# EXERCISE DESCRIPTION
Provide an exact reproduction of every entry.

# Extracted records
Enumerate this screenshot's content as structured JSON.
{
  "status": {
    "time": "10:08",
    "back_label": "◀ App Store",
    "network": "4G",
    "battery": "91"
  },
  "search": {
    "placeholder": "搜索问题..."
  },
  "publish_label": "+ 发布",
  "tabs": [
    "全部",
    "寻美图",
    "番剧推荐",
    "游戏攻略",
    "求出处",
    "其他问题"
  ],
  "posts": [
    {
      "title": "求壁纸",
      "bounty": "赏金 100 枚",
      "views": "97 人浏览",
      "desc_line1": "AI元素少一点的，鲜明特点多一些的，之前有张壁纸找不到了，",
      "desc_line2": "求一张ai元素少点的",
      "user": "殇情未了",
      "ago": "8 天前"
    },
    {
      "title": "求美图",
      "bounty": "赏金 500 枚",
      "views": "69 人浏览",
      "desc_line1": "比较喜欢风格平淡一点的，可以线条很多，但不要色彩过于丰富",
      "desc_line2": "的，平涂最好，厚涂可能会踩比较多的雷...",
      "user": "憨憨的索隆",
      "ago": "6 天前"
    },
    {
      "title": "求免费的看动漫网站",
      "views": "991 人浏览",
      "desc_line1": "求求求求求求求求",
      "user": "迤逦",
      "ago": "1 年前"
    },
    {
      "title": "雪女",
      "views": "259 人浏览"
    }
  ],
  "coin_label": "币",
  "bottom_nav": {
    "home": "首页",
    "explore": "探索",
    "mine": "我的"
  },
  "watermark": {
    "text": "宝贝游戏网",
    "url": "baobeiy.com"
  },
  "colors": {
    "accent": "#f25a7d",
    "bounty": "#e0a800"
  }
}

# CORRECT ANSWER
Enumerate this screenshot's content as structured JSON.
{
  "status": {
    "time": "10:08",
    "back_label": "◀ App Store",
    "network": "4G",
    "battery": "91"
  },
  "search": {
    "placeholder": "搜索问题..."
  },
  "publish_label": "+ 发布",
  "tabs": [
    "全部",
    "寻美图",
    "番剧推荐",
    "游戏攻略",
    "求出处",
    "其他问题"
  ],
  "posts": [
    {
      "title": "求壁纸",
      "bounty": "赏金 100 枚",
      "views": "97 人浏览",
      "desc_line1": "AI元素少一点的，鲜明特点多一些的，之前有张壁纸找不到了，",
      "desc_line2": "求一张ai元素少点的",
      "user": "殇情未了",
      "ago": "8 天前"
    },
    {
      "title": "求美图",
      "bounty": "赏金 500 枚",
      "views": "69 人浏览",
      "desc_line1": "比较喜欢风格平淡一点的，可以线条很多，但不要色彩过于丰富",
      "desc_line2": "的，平涂最好，厚涂可能会踩比较多的雷...",
      "user": "憨憨的索隆",
      "ago": "6 天前"
    },
    {
      "title": "求免费的看动漫网站",
      "views": "991 人浏览",
      "desc_line1": "求求求求求求求求",
      "user": "迤逦",
      "ago": "1 年前"
    },
    {
      "title": "雪女",
      "views": "259 人浏览"
    }
  ],
  "coin_label": "币",
  "bottom_nav": {
    "home": "首页",
    "explore": "探索",
    "mine": "我的"
  },
  "watermark": {
    "text": "宝贝游戏网",
    "url": "baobeiy.com"
  },
  "colors": {
    "accent": "#f25a7d",
    "bounty": "#e0a800"
  }
}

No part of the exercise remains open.